EXERCISE INSTRUCTIONS: Each line that holds the word "country" counts once. Give the total number of such lines and nothing else.

[Records that describe figures]
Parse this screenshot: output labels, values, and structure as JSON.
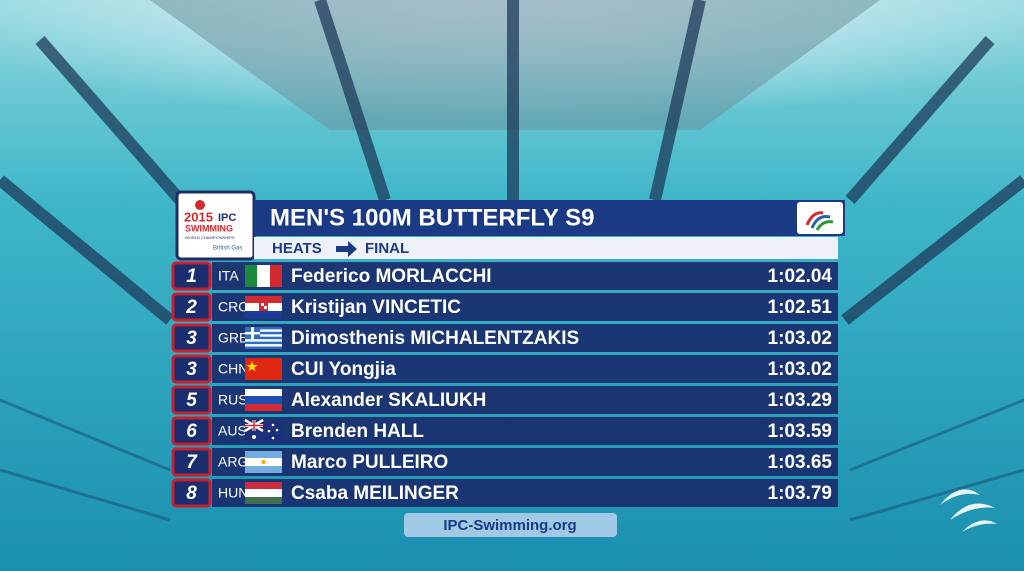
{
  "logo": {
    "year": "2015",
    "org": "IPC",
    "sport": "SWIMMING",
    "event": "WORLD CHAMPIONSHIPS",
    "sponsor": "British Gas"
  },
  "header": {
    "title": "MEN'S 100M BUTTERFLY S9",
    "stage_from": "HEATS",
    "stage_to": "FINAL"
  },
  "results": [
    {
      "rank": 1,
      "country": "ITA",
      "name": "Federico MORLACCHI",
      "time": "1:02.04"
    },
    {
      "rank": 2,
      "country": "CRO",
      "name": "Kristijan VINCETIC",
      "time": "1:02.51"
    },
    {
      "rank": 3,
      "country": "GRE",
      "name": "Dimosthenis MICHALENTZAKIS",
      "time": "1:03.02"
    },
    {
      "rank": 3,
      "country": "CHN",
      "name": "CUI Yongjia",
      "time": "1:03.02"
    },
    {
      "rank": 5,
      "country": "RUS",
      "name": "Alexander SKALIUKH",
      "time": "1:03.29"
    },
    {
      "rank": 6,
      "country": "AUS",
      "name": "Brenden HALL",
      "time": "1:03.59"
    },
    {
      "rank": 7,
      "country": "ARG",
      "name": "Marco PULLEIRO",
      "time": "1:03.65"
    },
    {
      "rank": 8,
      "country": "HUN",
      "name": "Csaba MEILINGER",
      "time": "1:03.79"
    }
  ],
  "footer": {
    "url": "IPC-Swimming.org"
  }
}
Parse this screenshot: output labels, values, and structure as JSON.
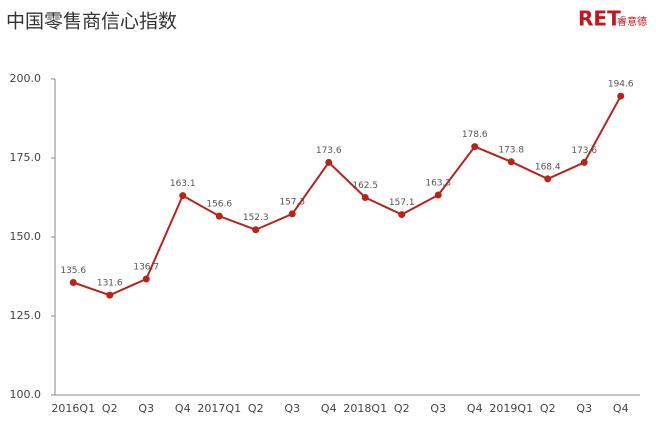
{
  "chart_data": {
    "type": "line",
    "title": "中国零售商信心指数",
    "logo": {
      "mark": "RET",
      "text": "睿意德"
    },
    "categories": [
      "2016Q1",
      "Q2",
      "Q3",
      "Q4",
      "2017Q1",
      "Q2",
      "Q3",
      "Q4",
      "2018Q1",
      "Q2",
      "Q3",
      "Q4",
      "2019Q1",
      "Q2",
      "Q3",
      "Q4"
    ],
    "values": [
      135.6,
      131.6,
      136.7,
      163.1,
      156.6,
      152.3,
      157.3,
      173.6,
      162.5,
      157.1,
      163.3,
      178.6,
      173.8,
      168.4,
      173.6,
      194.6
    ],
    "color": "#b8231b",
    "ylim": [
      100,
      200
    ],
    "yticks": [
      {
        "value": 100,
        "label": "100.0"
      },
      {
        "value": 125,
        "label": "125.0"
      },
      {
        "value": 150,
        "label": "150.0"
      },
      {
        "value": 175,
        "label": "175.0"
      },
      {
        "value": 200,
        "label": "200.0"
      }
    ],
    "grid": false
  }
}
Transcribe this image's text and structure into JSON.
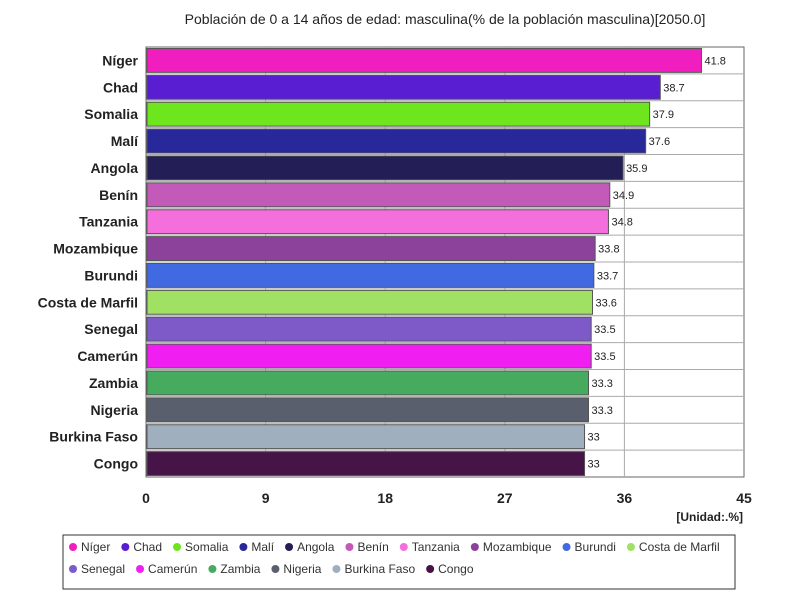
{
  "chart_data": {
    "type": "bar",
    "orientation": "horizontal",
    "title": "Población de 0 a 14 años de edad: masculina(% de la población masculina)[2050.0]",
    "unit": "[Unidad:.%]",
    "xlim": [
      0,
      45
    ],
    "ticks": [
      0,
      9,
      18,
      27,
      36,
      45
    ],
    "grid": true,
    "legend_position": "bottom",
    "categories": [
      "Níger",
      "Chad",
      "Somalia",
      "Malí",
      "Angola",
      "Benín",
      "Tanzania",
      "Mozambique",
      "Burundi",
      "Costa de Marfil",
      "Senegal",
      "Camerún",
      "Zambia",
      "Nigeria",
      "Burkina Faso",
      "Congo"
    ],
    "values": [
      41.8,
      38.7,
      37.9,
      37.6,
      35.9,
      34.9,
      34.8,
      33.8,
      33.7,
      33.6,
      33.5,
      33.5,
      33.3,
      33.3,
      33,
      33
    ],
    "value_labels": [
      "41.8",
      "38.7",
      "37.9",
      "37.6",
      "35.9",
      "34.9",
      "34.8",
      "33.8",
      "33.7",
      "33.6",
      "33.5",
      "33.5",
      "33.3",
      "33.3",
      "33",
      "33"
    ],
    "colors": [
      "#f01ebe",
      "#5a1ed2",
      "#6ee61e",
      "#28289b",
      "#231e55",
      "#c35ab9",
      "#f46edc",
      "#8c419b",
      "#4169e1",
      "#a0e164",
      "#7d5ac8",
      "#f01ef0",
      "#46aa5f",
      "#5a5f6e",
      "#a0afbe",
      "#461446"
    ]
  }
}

EXERCISE ANSWER: 8